╭─ TEXT EXTRACT
The secret to labeling financial data

This post will describe the secret of labeling financial data

To avoid the curse of dimensionality, it is advisable to reframe a regression problem into a classification problem where possible.

Fixed horizon method:

Fixed horizon method is a popular method to do this. There are two components to this, a. generating the fixed horizon, and b. labeling the data. Generating the fixed horizon is done through the use of bars, time bars/tick bars/volume bars/dollar bars. The bars other than time bars are preferred because the return series is closer to the normal distribution. Labeling the data is done by setting up a return threshold, t. If the return, r, over a fixed number of bars is less than -t, label the bar as -1, between -t and t label 0, and beyond t label 1

A variation of the above method, that is very appealing, is to replace the raw return r with the standardised return z, which is the return that is adjusted for the volatility predicted over the interval of bars we are calculating for. If the standardised return, z, over a fixed number of bars is less than -t, label the bar as -1, between -t and t label 0, and beyond t label 1

A drawback of fixed horizon method, is that it ignores the return profile within the bar, and in actual practise if the return exceeds or declines above or below profit taking or stop loss positions defined by the risk management department, then the position will not reach the end of the bar in actual fact.

Triple barrier method

In the triple barrier method, we enter a position at time bar t0, we define a max number of bars that we will hold the position, h, i.e. till time t0 + h. We also define the expected volatility of returns over this horizon, t. We then initiate the position and start monitoring the return at each time step, if the return exeeeds t, we exit the position (profit taking) and label it as +1. If the return exceeds -t, we exit the position (stop loss), and label it as -1. We keep going till the return is within these thresholds, until we run out of time for the position, i.e. t0+h, we then exit the position and label it as 0.
╰─
╭─ RECORDS PROVIDED
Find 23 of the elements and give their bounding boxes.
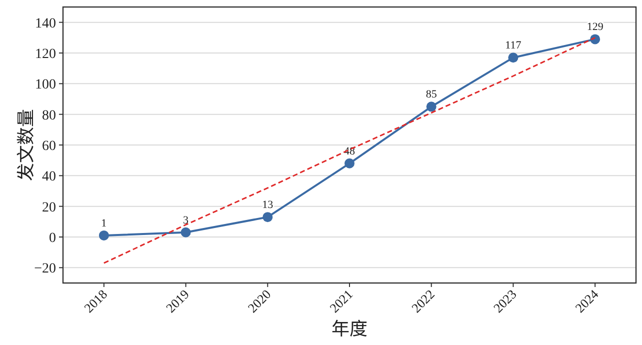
data-label: 1 xyxy=(101,217,107,230)
point xyxy=(426,102,436,112)
y-tick-label: 0 xyxy=(49,231,56,246)
data-label: 85 xyxy=(426,88,438,101)
point xyxy=(180,227,191,238)
y-tick-label: 120 xyxy=(35,47,56,62)
point xyxy=(262,212,273,222)
y-tick-label: 60 xyxy=(42,139,56,154)
y-tick-label: 40 xyxy=(42,170,56,185)
data-label: 117 xyxy=(505,40,522,52)
point xyxy=(344,158,354,168)
y-tick-label: 80 xyxy=(42,108,56,124)
point xyxy=(508,52,518,63)
y-tick-label: −20 xyxy=(34,262,56,277)
y-axis-title: 发文数量 xyxy=(12,109,38,181)
point xyxy=(98,230,109,240)
x-axis-title: 年度 xyxy=(332,315,368,341)
y-tick-label: 20 xyxy=(42,200,56,216)
data-label: 3 xyxy=(183,214,190,226)
y-tick-label: 140 xyxy=(35,16,56,32)
y-tick-label: 100 xyxy=(35,78,56,93)
data-label: 129 xyxy=(586,21,604,34)
data-label: 13 xyxy=(262,199,274,212)
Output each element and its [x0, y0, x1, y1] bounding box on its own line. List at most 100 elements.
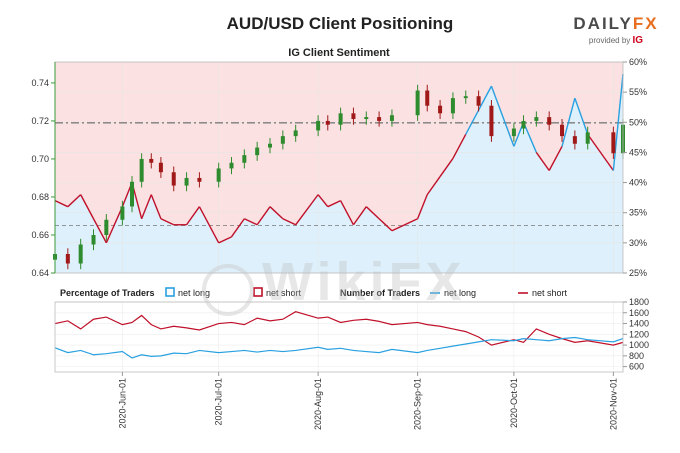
sentiment-panel-series — [53, 73, 625, 270]
count-tick-label: 1400 — [629, 319, 649, 329]
candle-body — [489, 105, 494, 137]
sentiment-line-segment — [535, 152, 550, 171]
candle-body — [149, 158, 154, 163]
traders-legend: Percentage of Traders net long net short Nu… — [60, 287, 568, 298]
sentiment-line-segment — [439, 158, 454, 177]
candle-body — [104, 219, 109, 235]
candle-body — [521, 120, 526, 129]
candle-body — [415, 90, 420, 116]
legend-percentage-title: Percentage of Traders — [60, 288, 155, 298]
sentiment-line-segment — [92, 218, 107, 244]
logo-provider: IG — [632, 35, 644, 46]
candle-body — [280, 136, 285, 144]
count-tick-label: 800 — [629, 351, 644, 361]
sentiment-line-segment — [140, 194, 152, 220]
candle-body — [338, 113, 343, 125]
candle-body — [438, 105, 443, 114]
sentiment-line-segment — [365, 206, 380, 220]
date-tick-label: 2020-Nov-01 — [608, 378, 618, 430]
legend-pct-long-swatch — [165, 287, 175, 297]
candle-body — [65, 253, 70, 264]
sentiment-line-segment — [54, 200, 69, 208]
sentiment-line-segment — [490, 85, 515, 147]
sentiment-line-segment — [612, 73, 624, 171]
sentiment-line-segment — [295, 194, 319, 226]
candle-body — [268, 143, 273, 148]
sentiment-line-segment — [150, 194, 162, 220]
net-short-traders-line — [54, 311, 624, 346]
traders-panel-frame — [54, 301, 624, 373]
sentiment-line-segment — [160, 218, 175, 226]
candle-body — [139, 158, 144, 182]
count-tick-label: 1200 — [629, 329, 649, 339]
sentiment-line-segment — [465, 109, 480, 135]
sentiment-line-segment — [477, 85, 493, 111]
candle-body — [560, 124, 565, 137]
candle-body — [534, 117, 539, 121]
candle-body — [572, 136, 577, 144]
candle-body — [197, 177, 202, 182]
sentiment-line-segment — [269, 206, 284, 220]
candle-body — [91, 234, 96, 245]
legend-number-title: Number of Traders — [340, 288, 420, 298]
traders-panel-grid — [55, 301, 623, 372]
candle-body — [511, 128, 516, 137]
sentiment-line-segment — [561, 97, 576, 147]
pct-tick-label: 40% — [629, 178, 647, 188]
candle-body — [351, 113, 356, 120]
watermark-text: WikiFX — [262, 252, 466, 312]
date-tick-label: 2020-Oct-01 — [509, 378, 519, 428]
candle-body — [585, 132, 590, 144]
sentiment-line-segment — [244, 218, 258, 226]
candle-body — [216, 168, 221, 182]
net-long-traders-line — [54, 336, 624, 359]
count-tick-label: 600 — [629, 362, 644, 372]
candle-body — [377, 117, 382, 121]
sentiment-line-segment — [80, 194, 95, 220]
legend-num-long-label: net long — [444, 288, 476, 298]
sentiment-line-segment — [185, 206, 200, 226]
sentiment-line-segment — [416, 194, 428, 220]
logo-wordmark: DAILYFX — [566, 14, 666, 34]
sentiment-line-segment — [378, 218, 393, 232]
sentiment-line-segment — [548, 146, 563, 171]
sentiment-line-segment — [105, 206, 124, 244]
chart-title: AUD/USD Client Positioning — [226, 14, 454, 33]
candle-body — [120, 206, 125, 220]
pct-tick-label: 35% — [629, 208, 647, 218]
logo-provided-by: provided by IG — [566, 35, 666, 46]
sentiment-line-segment — [198, 206, 220, 244]
watermark-emblem — [202, 264, 254, 316]
sentiment-line-segment — [67, 194, 82, 208]
candle-body — [184, 177, 189, 186]
sentiment-line-segment — [256, 206, 271, 226]
sentiment-panel-title: IG Client Sentiment — [288, 47, 390, 59]
sentiment-line-segment — [352, 206, 367, 226]
logo-provided-text: provided by — [588, 36, 631, 45]
candle-body — [158, 162, 163, 173]
sentiment-line-segment — [230, 218, 245, 238]
legend-pct-short-label: net short — [266, 288, 302, 298]
sentiment-line-segment — [339, 200, 355, 226]
sentiment-line-segment — [327, 200, 341, 208]
dailyfx-logo: DAILYFX provided by IG — [566, 14, 666, 46]
price-tick-label: 0.64 — [31, 268, 49, 278]
pct-tick-label: 25% — [629, 268, 647, 278]
sentiment-line-segment — [317, 194, 329, 208]
sentiment-line-segment — [587, 133, 614, 171]
legend-pct-long-label: net long — [178, 288, 210, 298]
candle-body — [425, 90, 430, 106]
pct-tick-label: 50% — [629, 117, 647, 127]
sentiment-line-segment — [522, 122, 537, 153]
sentiment-panel-axes: IG Client Sentiment 0.64 0.66 0.68 0.70 0.72 0… — [31, 47, 647, 278]
sentiment-line-segment — [391, 218, 418, 232]
count-tick-label: 1000 — [629, 340, 649, 350]
traders-panel-series — [54, 311, 624, 359]
sentiment-line-segment — [452, 134, 467, 159]
candle-body — [547, 117, 552, 125]
date-tick-label: 2020-Jul-01 — [214, 378, 224, 426]
logo-word-left: DAILY — [573, 14, 633, 33]
date-tick-label: 2020-Jun-01 — [117, 378, 127, 429]
candle-body — [476, 96, 481, 106]
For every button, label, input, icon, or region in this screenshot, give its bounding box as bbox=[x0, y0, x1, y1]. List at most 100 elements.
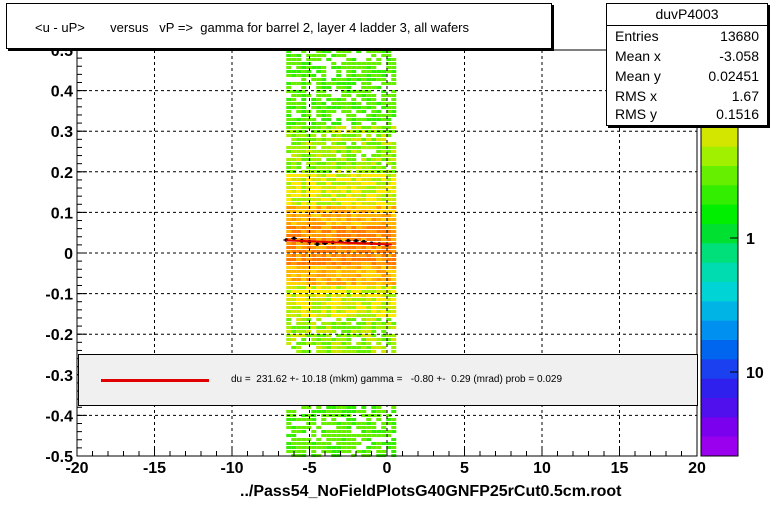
heatmap-cell bbox=[346, 350, 352, 353]
heatmap-cell bbox=[336, 82, 342, 85]
heatmap-cell bbox=[361, 266, 367, 269]
heatmap-cell bbox=[376, 58, 382, 61]
heatmap-cell bbox=[286, 242, 292, 245]
heatmap-cell bbox=[346, 138, 352, 141]
heatmap-cell bbox=[361, 166, 367, 169]
heatmap-cell bbox=[391, 206, 397, 209]
heatmap-cell bbox=[346, 250, 352, 253]
heatmap-cell bbox=[291, 194, 297, 197]
heatmap-cell bbox=[391, 62, 397, 65]
heatmap-cell bbox=[366, 70, 372, 73]
heatmap-cell bbox=[351, 330, 357, 333]
heatmap-cell bbox=[366, 62, 372, 65]
heatmap-cell bbox=[346, 186, 352, 189]
heatmap-cell bbox=[311, 434, 317, 437]
heatmap-cell bbox=[346, 262, 352, 265]
heatmap-cell bbox=[306, 286, 312, 289]
heatmap-cell bbox=[301, 98, 307, 101]
heatmap-cell bbox=[346, 150, 352, 153]
heatmap-cell bbox=[336, 134, 342, 137]
heatmap-cell bbox=[296, 178, 302, 181]
heatmap-cell bbox=[326, 278, 332, 281]
heatmap-cell bbox=[346, 406, 352, 409]
heatmap-cell bbox=[371, 98, 377, 101]
heatmap-cell bbox=[371, 442, 377, 445]
heatmap-cell bbox=[331, 306, 337, 309]
heatmap-cell bbox=[296, 294, 302, 297]
heatmap-cell bbox=[376, 166, 382, 169]
heatmap-cell bbox=[356, 186, 362, 189]
heatmap-cell bbox=[376, 450, 382, 453]
heatmap-cell bbox=[371, 114, 377, 117]
heatmap-cell bbox=[311, 286, 317, 289]
heatmap-cell bbox=[386, 206, 392, 209]
heatmap-cell bbox=[336, 194, 342, 197]
heatmap-cell bbox=[286, 126, 292, 129]
heatmap-cell bbox=[376, 70, 382, 73]
heatmap-cell bbox=[341, 90, 347, 93]
heatmap-cell bbox=[301, 210, 307, 213]
heatmap-cell bbox=[341, 322, 347, 325]
heatmap-cell bbox=[336, 138, 342, 141]
heatmap-cell bbox=[301, 170, 307, 173]
heatmap-cell bbox=[371, 174, 377, 177]
heatmap-cell bbox=[386, 306, 392, 309]
heatmap-cell bbox=[356, 434, 362, 437]
heatmap-cell bbox=[286, 166, 292, 169]
heatmap-cell bbox=[361, 222, 367, 225]
heatmap-cell bbox=[311, 342, 317, 345]
heatmap-cell bbox=[321, 330, 327, 333]
heatmap-cell bbox=[316, 206, 322, 209]
heatmap-cell bbox=[376, 250, 382, 253]
heatmap-cell bbox=[391, 270, 397, 273]
heatmap-cell bbox=[316, 342, 322, 345]
colorbar-segment bbox=[701, 166, 738, 186]
heatmap-cell bbox=[326, 82, 332, 85]
heatmap-cell bbox=[341, 154, 347, 157]
heatmap-cell bbox=[386, 434, 392, 437]
heatmap-cell bbox=[366, 270, 372, 273]
heatmap-cell bbox=[296, 258, 302, 261]
heatmap-cell bbox=[296, 146, 302, 149]
heatmap-cell bbox=[361, 270, 367, 273]
heatmap-cell bbox=[331, 302, 337, 305]
heatmap-cell bbox=[371, 262, 377, 265]
heatmap-cell bbox=[391, 350, 397, 353]
heatmap-cell bbox=[301, 122, 307, 125]
heatmap-cell bbox=[371, 210, 377, 213]
heatmap-cell bbox=[316, 94, 322, 97]
heatmap-cell bbox=[316, 274, 322, 277]
heatmap-cell bbox=[286, 326, 292, 329]
heatmap-cell bbox=[371, 74, 377, 77]
heatmap-cell bbox=[331, 194, 337, 197]
heatmap-cell bbox=[321, 262, 327, 265]
heatmap-cell bbox=[341, 86, 347, 89]
heatmap-cell bbox=[296, 226, 302, 229]
heatmap-cell bbox=[376, 178, 382, 181]
heatmap-cell bbox=[361, 306, 367, 309]
heatmap-cell bbox=[336, 326, 342, 329]
heatmap-cell bbox=[306, 282, 312, 285]
heatmap-cell bbox=[296, 446, 302, 449]
heatmap-cell bbox=[366, 74, 372, 77]
heatmap-cell bbox=[291, 270, 297, 273]
heatmap-cell bbox=[346, 182, 352, 185]
heatmap-cell bbox=[346, 286, 352, 289]
heatmap-cell bbox=[376, 50, 382, 53]
heatmap-cell bbox=[326, 146, 332, 149]
heatmap-cell bbox=[336, 198, 342, 201]
heatmap-cell bbox=[376, 86, 382, 89]
heatmap-cell bbox=[346, 430, 352, 433]
heatmap-cell bbox=[316, 298, 322, 301]
heatmap-cell bbox=[351, 218, 357, 221]
heatmap-cell bbox=[331, 154, 337, 157]
heatmap-cell bbox=[376, 298, 382, 301]
heatmap-cell bbox=[371, 330, 377, 333]
heatmap-cell bbox=[321, 106, 327, 109]
heatmap-cell bbox=[346, 174, 352, 177]
heatmap-cell bbox=[296, 342, 302, 345]
heatmap-cell bbox=[361, 146, 367, 149]
heatmap-cell bbox=[296, 54, 302, 57]
heatmap-cell bbox=[301, 274, 307, 277]
heatmap-cell bbox=[386, 194, 392, 197]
╰─
GIVEN INSTRUCTION: Write the next part of the post on labeling financial data, starting after its final sentence. These entries have no connection to the post on labeling financial data.

SOLVED EXERCISE:
Meta-labeling:

Labels can be used to train a model that can analyse current circumstances, and predict whether we will have a return exceeding a threshold of t, in the next h time bars. Before we place a bit on this outcome, it is useful to train a separate model, that offers comment on how often the earlier model has been right, when it has predicted a positive or negative outcome. This exercise results us in including precision and recall, and in estimating in some way, the level of true positives. This gives us confidence to size the bet (trade size), through which we will act on this prediction.

For an excellent tutorial on precision, recall and F1-score, visit this link: https://machinelearningmastery.com/precision-recall-and-f-measure-for-imbalanced-classification/

Physical meaning:

Practical use:

Compute using Python:

File: Fixed-Hor.py

# Import Libraries
import pandas as pd
import matplotlib.pyplot as plt
import numpy as np
import seaborn as sns

# Import Data
df = pd.read_csv(r'C:\Users\Denny Joseph\OneDrive\Denny\Deep-learning\Data-sets\Trade-data\ES_Trades.csv')
df = df.iloc[:,0:5] # Remove unwanted columns

# Add attributes to the dataframe
def add_attributes(df):
    df['Dollar'] = df['Price'] * df['Volume']
    df['Datetime'] = pd.to_datetime(df['Date'] + ' ' + df['Time'])
    #df['DateTime'] = pd.to_datetime(df['Date'] + ' ' + df['Time'])
    df['Hour'] = df['Datetime'].dt.hour
    df['Minute'] = df['Datetime'].dt.minute
    df['Second'] = df['Datetime'].dt.second
    return df

# Generate thresholds for bars
def thresh_gen(df):
    tt = pd.DataFrame(pd.pivot_table(df,index='Date',values='Symbol',aggfunc='count'))
    vt = pd.DataFrame(pd.pivot_table(df,index='Date',values='Volume',aggfunc='sum'))
    dt = pd.DataFrame(pd.pivot_table(df,index='Date',values='Dollar',aggfunc='sum'))
    tt = round((1/50)*np.average(tt['Symbol']))

    vt = round((1 / 50) * np.average(vt['Volume']))
    dt = round((1 / 50) * np.average(dt['Dollar']))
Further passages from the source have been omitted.